> **Material for the task**:

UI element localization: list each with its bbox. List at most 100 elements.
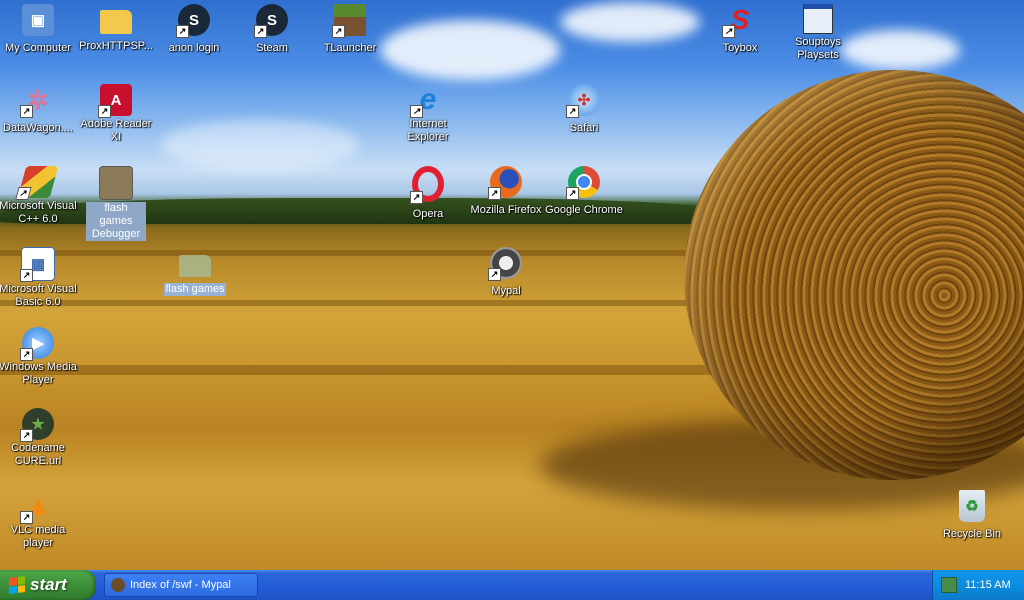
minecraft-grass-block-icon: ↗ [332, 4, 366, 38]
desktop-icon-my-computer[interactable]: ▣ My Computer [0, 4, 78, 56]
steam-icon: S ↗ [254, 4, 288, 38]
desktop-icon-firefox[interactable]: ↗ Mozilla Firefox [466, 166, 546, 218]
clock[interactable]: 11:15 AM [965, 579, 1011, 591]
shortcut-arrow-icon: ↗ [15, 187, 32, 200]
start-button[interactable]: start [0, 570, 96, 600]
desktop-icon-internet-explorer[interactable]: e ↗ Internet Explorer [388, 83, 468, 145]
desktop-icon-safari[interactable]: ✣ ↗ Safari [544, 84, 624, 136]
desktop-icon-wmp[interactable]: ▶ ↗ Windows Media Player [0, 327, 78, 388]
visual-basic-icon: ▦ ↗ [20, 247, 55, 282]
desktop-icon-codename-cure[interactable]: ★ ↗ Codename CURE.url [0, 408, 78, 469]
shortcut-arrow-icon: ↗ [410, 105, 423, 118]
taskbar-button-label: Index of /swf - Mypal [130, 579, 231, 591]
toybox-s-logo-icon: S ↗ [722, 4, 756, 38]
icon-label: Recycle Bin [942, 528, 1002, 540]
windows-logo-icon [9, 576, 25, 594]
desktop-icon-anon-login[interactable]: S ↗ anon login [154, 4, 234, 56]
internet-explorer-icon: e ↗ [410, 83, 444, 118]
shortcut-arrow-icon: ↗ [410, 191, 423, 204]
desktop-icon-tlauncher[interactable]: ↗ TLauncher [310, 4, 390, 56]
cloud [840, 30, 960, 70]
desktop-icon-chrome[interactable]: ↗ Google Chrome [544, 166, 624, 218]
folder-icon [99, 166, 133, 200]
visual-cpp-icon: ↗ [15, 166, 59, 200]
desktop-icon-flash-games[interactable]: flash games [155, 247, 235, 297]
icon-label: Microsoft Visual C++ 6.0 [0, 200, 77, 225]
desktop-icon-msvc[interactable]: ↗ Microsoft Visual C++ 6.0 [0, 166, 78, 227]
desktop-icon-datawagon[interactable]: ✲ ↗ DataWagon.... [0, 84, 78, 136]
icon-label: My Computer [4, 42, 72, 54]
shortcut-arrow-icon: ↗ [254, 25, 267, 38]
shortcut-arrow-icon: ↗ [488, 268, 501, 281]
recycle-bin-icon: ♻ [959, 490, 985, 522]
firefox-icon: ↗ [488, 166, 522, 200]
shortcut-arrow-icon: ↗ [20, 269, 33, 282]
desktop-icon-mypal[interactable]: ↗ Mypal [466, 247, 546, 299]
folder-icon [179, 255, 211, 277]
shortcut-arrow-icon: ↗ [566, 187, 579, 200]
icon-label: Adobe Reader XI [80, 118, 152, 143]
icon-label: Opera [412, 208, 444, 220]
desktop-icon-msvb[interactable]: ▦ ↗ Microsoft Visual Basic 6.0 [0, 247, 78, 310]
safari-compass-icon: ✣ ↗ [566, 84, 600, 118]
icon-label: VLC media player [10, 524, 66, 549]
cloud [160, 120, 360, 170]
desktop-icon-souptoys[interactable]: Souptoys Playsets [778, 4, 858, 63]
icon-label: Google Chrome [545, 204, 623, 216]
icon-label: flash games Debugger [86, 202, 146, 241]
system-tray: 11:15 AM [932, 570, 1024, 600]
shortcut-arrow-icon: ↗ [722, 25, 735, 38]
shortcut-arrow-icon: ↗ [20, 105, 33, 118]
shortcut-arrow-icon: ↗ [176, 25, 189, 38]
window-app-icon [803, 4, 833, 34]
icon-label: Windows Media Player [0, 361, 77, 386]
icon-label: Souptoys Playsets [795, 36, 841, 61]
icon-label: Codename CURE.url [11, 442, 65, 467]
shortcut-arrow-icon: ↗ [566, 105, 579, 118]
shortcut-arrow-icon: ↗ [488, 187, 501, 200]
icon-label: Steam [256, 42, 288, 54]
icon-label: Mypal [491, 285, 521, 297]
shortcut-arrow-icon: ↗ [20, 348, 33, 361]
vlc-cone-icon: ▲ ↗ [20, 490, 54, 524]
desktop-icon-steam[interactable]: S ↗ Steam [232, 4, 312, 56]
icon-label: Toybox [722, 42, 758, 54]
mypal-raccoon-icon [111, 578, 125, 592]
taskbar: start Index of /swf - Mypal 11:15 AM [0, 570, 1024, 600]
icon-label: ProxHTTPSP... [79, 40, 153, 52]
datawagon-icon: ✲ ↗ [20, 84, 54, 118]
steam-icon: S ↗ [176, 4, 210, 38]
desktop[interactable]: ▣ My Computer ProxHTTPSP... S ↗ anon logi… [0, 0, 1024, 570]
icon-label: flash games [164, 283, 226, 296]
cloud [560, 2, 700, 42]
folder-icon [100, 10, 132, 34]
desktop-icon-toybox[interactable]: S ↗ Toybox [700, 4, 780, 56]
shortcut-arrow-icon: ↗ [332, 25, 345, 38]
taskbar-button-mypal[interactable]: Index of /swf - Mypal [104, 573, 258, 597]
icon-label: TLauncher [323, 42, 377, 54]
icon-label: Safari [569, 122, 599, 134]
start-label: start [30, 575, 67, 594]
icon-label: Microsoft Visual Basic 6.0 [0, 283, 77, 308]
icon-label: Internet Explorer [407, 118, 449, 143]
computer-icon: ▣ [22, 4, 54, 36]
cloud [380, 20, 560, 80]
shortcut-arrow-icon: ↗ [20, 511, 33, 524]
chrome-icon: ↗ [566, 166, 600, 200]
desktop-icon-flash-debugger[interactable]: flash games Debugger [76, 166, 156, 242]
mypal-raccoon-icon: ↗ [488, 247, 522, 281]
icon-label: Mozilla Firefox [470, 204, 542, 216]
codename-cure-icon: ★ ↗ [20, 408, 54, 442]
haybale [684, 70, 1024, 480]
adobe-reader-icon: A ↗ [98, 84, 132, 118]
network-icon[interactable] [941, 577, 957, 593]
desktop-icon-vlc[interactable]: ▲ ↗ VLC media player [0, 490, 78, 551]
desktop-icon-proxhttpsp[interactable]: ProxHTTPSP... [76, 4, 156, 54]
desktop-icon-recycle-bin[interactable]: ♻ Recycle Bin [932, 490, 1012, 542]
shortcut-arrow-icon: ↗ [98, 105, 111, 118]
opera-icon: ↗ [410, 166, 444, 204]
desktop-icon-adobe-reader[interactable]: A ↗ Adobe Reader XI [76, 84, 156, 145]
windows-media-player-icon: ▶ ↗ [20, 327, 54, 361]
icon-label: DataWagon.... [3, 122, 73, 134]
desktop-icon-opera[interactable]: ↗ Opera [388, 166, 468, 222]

> **Do this**:
Copy the lines of the material above word for word, starting with the line that contains "minecraft-grass-block-icon: ↗ [332, 4, 366, 38]" and going on through the line that contains "desktop-icon-firefox[interactable]: ↗ Mozilla", with both of those lines included.

> **Written solution**:
minecraft-grass-block-icon: ↗ [332, 4, 366, 38]
desktop-icon-my-computer[interactable]: ▣ My Computer [0, 4, 78, 56]
steam-icon: S ↗ [254, 4, 288, 38]
desktop-icon-firefox[interactable]: ↗ Mozilla Firefox [466, 166, 546, 218]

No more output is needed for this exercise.